**EXERCISE AIM:**
Omit all images. Transcribe the rest of the material below exactly.

**RECORDS FOR THIS EXERCISE:**
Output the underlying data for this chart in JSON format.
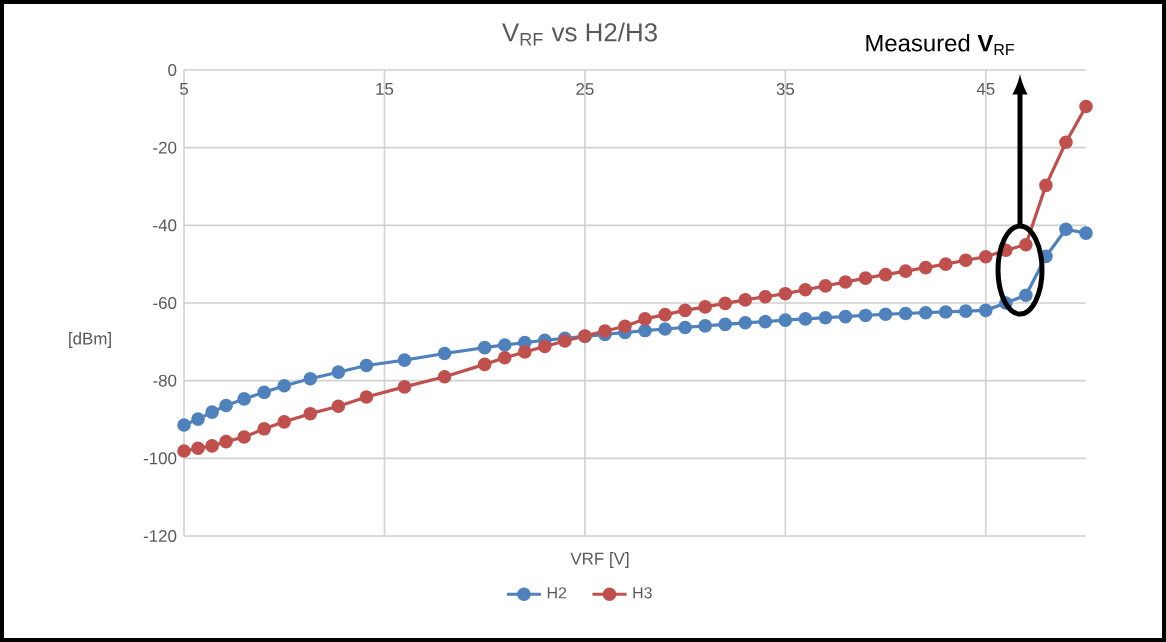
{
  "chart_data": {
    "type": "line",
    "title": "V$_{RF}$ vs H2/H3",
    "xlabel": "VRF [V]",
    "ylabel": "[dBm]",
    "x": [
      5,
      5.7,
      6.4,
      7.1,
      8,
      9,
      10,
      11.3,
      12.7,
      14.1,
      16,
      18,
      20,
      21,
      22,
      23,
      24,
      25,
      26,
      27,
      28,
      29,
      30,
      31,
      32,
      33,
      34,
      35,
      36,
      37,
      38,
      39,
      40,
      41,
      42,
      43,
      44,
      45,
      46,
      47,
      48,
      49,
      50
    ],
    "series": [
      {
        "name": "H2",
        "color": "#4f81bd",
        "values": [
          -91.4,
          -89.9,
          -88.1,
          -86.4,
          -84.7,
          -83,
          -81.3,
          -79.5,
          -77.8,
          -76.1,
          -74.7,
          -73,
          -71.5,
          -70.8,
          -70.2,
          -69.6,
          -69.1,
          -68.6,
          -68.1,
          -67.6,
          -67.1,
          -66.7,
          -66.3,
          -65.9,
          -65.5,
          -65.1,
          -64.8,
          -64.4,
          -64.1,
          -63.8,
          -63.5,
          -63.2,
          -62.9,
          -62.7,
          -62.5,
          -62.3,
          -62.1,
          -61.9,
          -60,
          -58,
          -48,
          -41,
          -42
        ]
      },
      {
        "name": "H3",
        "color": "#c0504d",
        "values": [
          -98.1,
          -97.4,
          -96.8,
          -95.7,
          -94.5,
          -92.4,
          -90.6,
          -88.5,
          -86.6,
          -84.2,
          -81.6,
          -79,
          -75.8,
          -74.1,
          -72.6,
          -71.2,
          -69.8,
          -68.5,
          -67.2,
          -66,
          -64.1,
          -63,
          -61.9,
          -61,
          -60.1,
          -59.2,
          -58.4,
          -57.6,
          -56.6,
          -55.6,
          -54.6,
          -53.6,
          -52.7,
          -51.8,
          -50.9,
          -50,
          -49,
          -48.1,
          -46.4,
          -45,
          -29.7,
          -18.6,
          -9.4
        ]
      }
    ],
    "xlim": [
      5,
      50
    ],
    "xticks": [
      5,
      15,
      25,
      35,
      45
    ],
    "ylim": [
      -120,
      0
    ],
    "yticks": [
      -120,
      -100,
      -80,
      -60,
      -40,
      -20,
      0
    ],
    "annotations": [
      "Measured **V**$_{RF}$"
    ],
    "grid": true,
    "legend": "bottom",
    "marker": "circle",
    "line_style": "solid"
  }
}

**THE COMPLETED TASK:**
Output the underlying data for this chart in JSON format.
{
  "chart_data": {
    "type": "line",
    "title": "V$_{RF}$ vs H2/H3",
    "xlabel": "VRF [V]",
    "ylabel": "[dBm]",
    "x": [
      5,
      5.7,
      6.4,
      7.1,
      8,
      9,
      10,
      11.3,
      12.7,
      14.1,
      16,
      18,
      20,
      21,
      22,
      23,
      24,
      25,
      26,
      27,
      28,
      29,
      30,
      31,
      32,
      33,
      34,
      35,
      36,
      37,
      38,
      39,
      40,
      41,
      42,
      43,
      44,
      45,
      46,
      47,
      48,
      49,
      50
    ],
    "series": [
      {
        "name": "H2",
        "color": "#4f81bd",
        "values": [
          -91.4,
          -89.9,
          -88.1,
          -86.4,
          -84.7,
          -83,
          -81.3,
          -79.5,
          -77.8,
          -76.1,
          -74.7,
          -73,
          -71.5,
          -70.8,
          -70.2,
          -69.6,
          -69.1,
          -68.6,
          -68.1,
          -67.6,
          -67.1,
          -66.7,
          -66.3,
          -65.9,
          -65.5,
          -65.1,
          -64.8,
          -64.4,
          -64.1,
          -63.8,
          -63.5,
          -63.2,
          -62.9,
          -62.7,
          -62.5,
          -62.3,
          -62.1,
          -61.9,
          -60,
          -58,
          -48,
          -41,
          -42
        ]
      },
      {
        "name": "H3",
        "color": "#c0504d",
        "values": [
          -98.1,
          -97.4,
          -96.8,
          -95.7,
          -94.5,
          -92.4,
          -90.6,
          -88.5,
          -86.6,
          -84.2,
          -81.6,
          -79,
          -75.8,
          -74.1,
          -72.6,
          -71.2,
          -69.8,
          -68.5,
          -67.2,
          -66,
          -64.1,
          -63,
          -61.9,
          -61,
          -60.1,
          -59.2,
          -58.4,
          -57.6,
          -56.6,
          -55.6,
          -54.6,
          -53.6,
          -52.7,
          -51.8,
          -50.9,
          -50,
          -49,
          -48.1,
          -46.4,
          -45,
          -29.7,
          -18.6,
          -9.4
        ]
      }
    ],
    "xlim": [
      5,
      50
    ],
    "xticks": [
      5,
      15,
      25,
      35,
      45
    ],
    "ylim": [
      -120,
      0
    ],
    "yticks": [
      -120,
      -100,
      -80,
      -60,
      -40,
      -20,
      0
    ],
    "annotations": [
      "Measured **V**$_{RF}$"
    ],
    "grid": true,
    "legend": "bottom",
    "marker": "circle",
    "line_style": "solid"
  }
}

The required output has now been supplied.